Find and copy every line in the records that includes the string "будет".

━━━━━ Given records

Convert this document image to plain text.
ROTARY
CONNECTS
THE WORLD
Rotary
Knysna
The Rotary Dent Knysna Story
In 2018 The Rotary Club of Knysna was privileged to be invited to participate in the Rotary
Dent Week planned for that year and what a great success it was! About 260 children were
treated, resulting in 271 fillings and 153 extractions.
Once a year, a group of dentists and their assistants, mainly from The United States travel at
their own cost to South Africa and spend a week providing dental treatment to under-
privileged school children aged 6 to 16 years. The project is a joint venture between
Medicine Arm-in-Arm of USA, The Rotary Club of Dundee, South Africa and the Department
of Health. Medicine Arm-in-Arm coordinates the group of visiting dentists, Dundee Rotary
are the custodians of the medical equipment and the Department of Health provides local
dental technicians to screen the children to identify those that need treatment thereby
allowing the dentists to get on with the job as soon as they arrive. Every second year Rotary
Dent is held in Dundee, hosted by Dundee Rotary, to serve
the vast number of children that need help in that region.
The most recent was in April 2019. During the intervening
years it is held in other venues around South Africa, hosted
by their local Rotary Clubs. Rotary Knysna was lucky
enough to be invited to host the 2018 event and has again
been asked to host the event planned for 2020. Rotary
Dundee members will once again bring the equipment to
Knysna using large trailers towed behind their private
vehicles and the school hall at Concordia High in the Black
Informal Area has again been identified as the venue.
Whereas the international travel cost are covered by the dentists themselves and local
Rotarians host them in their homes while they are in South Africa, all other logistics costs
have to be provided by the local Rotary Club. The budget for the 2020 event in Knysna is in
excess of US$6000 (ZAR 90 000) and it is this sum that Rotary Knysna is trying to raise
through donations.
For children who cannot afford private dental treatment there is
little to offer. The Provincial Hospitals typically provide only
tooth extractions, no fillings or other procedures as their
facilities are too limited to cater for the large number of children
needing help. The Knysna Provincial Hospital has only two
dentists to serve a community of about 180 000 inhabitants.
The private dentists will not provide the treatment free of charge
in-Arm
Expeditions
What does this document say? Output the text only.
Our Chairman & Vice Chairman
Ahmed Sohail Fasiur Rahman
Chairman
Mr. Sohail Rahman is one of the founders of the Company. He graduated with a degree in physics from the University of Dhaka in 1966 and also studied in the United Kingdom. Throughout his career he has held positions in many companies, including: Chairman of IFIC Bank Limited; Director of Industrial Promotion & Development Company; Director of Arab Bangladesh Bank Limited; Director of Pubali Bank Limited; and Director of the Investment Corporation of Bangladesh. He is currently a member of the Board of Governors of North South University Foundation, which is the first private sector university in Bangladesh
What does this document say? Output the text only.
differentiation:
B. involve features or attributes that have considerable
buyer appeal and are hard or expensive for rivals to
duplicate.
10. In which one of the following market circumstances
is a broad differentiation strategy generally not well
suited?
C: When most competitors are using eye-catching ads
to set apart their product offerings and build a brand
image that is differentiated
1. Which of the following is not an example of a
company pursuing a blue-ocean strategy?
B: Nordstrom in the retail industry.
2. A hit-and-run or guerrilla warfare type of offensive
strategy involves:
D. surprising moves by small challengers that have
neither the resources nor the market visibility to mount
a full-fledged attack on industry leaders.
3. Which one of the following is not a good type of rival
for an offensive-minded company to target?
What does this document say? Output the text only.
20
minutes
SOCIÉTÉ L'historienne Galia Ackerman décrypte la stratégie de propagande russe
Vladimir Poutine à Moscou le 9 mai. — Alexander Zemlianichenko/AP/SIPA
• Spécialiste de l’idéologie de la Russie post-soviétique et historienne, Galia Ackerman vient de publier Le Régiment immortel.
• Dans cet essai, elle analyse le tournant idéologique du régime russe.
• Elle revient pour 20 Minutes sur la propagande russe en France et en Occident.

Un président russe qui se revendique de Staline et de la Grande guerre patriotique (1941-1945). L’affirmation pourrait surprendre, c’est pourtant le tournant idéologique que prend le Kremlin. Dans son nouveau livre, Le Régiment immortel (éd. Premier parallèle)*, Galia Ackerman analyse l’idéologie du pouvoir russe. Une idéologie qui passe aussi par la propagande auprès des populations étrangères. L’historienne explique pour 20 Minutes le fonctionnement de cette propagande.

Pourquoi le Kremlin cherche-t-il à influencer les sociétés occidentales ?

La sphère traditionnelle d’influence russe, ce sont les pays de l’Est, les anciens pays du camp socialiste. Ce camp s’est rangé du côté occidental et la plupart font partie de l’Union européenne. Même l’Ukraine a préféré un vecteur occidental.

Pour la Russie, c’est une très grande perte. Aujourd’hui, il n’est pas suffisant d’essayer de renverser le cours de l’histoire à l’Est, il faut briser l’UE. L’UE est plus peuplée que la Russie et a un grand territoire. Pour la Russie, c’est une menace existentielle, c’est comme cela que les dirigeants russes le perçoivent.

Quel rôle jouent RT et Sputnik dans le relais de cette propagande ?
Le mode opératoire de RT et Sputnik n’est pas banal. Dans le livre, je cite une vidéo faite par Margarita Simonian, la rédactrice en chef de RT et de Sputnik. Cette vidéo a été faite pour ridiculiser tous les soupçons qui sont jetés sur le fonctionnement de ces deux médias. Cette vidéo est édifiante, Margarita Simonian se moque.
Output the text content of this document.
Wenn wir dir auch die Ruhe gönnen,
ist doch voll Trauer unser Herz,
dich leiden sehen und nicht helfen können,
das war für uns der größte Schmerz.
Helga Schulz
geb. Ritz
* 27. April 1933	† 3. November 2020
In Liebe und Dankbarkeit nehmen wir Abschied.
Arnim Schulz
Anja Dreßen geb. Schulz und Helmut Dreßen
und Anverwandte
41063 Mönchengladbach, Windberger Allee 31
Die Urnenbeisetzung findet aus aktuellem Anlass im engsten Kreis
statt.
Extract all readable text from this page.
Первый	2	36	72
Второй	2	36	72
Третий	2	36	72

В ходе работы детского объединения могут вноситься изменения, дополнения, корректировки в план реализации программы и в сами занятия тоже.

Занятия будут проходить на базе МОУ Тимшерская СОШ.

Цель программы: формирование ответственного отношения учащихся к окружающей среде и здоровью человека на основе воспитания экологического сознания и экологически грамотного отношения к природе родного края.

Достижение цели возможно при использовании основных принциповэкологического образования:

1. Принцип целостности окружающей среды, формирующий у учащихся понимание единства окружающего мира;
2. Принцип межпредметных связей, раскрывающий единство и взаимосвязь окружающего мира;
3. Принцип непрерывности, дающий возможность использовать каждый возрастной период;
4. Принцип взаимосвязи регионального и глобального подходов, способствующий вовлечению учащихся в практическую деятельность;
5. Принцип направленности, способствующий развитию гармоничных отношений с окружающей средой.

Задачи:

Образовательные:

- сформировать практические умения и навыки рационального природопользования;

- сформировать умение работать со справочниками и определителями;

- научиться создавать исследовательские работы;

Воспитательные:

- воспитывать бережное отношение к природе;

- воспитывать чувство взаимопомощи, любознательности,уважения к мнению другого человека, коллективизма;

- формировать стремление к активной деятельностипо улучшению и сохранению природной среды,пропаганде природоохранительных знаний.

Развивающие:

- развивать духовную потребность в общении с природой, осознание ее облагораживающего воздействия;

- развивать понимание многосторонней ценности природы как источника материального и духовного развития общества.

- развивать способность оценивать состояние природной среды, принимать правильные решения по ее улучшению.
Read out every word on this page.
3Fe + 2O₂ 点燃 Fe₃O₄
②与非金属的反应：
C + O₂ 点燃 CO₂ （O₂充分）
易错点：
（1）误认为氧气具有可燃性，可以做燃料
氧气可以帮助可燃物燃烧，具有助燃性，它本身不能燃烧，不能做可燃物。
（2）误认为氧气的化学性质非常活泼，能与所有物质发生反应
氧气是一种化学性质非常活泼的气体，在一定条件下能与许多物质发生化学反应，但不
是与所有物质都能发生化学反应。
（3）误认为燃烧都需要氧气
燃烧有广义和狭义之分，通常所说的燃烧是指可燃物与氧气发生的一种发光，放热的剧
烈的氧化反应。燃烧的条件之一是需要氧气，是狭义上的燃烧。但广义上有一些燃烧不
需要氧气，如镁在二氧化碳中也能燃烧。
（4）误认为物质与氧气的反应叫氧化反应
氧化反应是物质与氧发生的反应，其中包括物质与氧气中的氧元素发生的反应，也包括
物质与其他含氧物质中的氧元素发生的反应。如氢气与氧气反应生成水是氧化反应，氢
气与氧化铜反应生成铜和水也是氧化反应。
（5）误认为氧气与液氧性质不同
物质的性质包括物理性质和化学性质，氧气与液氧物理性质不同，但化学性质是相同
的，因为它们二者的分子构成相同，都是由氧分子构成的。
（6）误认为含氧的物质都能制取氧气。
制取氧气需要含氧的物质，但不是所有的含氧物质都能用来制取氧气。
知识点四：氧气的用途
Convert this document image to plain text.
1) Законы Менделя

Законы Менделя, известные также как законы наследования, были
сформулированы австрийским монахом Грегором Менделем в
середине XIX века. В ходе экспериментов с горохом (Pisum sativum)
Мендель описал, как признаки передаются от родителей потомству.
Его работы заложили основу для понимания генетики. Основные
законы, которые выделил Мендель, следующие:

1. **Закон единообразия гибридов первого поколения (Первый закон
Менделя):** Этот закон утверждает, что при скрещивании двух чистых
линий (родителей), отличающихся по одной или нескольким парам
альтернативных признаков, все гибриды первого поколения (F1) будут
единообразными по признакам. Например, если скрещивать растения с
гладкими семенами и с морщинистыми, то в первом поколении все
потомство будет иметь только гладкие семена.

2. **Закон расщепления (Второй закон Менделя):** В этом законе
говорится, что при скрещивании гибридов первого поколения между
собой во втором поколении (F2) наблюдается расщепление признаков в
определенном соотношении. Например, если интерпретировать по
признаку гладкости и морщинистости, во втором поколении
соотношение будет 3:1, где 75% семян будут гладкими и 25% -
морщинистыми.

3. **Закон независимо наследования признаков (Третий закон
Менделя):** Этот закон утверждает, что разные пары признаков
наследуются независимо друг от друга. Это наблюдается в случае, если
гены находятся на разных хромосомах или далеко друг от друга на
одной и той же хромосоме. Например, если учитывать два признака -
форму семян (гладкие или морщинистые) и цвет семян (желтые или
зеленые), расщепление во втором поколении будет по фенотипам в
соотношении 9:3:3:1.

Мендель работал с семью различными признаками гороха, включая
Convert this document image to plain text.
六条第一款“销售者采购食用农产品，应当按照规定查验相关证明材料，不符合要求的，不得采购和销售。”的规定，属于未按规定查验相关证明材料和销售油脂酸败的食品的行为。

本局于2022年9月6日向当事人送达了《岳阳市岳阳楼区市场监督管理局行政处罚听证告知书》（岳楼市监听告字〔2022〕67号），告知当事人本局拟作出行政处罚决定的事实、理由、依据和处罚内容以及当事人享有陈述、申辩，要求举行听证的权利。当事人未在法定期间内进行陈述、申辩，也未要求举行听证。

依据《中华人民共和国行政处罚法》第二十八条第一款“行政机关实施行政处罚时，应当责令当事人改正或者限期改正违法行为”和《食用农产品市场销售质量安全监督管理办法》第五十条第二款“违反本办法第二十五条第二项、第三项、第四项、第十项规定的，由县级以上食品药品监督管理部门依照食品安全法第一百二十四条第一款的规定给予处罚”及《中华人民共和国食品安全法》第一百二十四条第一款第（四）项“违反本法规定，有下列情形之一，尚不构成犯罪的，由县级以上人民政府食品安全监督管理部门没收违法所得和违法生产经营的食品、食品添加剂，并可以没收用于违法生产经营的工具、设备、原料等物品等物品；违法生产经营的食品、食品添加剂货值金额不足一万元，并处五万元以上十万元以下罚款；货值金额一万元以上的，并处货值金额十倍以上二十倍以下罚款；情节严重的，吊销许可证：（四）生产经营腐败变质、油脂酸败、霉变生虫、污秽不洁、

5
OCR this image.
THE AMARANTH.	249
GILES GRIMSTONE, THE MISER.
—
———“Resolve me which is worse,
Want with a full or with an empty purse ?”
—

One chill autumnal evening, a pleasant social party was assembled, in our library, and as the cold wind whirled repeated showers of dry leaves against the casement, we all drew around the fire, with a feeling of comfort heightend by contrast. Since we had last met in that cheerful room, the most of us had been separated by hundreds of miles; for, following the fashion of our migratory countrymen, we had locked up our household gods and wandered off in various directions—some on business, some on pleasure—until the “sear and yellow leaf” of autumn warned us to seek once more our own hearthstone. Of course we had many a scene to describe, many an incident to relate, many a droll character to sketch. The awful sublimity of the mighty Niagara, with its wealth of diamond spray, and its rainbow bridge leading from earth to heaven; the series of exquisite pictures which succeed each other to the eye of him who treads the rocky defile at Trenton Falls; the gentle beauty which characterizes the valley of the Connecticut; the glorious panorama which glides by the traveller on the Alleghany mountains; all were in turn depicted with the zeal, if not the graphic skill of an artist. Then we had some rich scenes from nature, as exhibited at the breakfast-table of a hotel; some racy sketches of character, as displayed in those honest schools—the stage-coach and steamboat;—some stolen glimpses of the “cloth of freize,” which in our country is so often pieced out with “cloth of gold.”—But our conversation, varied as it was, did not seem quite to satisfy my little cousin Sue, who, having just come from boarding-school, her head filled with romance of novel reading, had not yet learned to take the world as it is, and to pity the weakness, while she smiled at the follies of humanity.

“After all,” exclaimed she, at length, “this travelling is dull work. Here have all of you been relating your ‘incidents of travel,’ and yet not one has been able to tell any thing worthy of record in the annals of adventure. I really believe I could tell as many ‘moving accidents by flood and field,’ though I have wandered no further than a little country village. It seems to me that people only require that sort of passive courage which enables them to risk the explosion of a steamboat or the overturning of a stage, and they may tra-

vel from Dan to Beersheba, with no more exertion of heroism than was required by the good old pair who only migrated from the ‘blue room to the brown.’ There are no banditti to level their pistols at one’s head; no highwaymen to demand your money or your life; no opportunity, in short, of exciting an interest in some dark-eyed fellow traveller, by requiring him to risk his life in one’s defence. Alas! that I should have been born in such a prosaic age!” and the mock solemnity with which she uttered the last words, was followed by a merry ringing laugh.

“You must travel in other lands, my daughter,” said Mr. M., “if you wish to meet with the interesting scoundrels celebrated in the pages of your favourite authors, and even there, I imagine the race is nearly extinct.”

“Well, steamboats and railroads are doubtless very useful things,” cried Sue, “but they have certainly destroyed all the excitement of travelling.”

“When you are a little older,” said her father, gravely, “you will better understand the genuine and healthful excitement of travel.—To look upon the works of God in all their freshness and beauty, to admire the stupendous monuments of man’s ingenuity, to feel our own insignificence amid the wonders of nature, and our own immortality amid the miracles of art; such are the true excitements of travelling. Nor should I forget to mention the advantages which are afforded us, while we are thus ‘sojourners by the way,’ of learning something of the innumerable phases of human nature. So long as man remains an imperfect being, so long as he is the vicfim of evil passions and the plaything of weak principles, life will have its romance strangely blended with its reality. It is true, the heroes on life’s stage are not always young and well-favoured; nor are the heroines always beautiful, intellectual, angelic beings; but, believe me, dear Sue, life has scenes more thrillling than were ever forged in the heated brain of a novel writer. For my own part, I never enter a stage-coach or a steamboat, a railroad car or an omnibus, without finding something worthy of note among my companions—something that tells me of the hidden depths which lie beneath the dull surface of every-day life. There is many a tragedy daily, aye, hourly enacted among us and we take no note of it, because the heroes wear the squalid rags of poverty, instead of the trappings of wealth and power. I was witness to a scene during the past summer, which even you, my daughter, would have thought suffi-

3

━━━━━━━━━━

**Exercise answer**
потомство будет иметь только гладкие семена.
соотношение будет 3:1, где 75% семян будут гладкими и 25% -
зеленые), расщепление во втором поколении будет по фенотипам в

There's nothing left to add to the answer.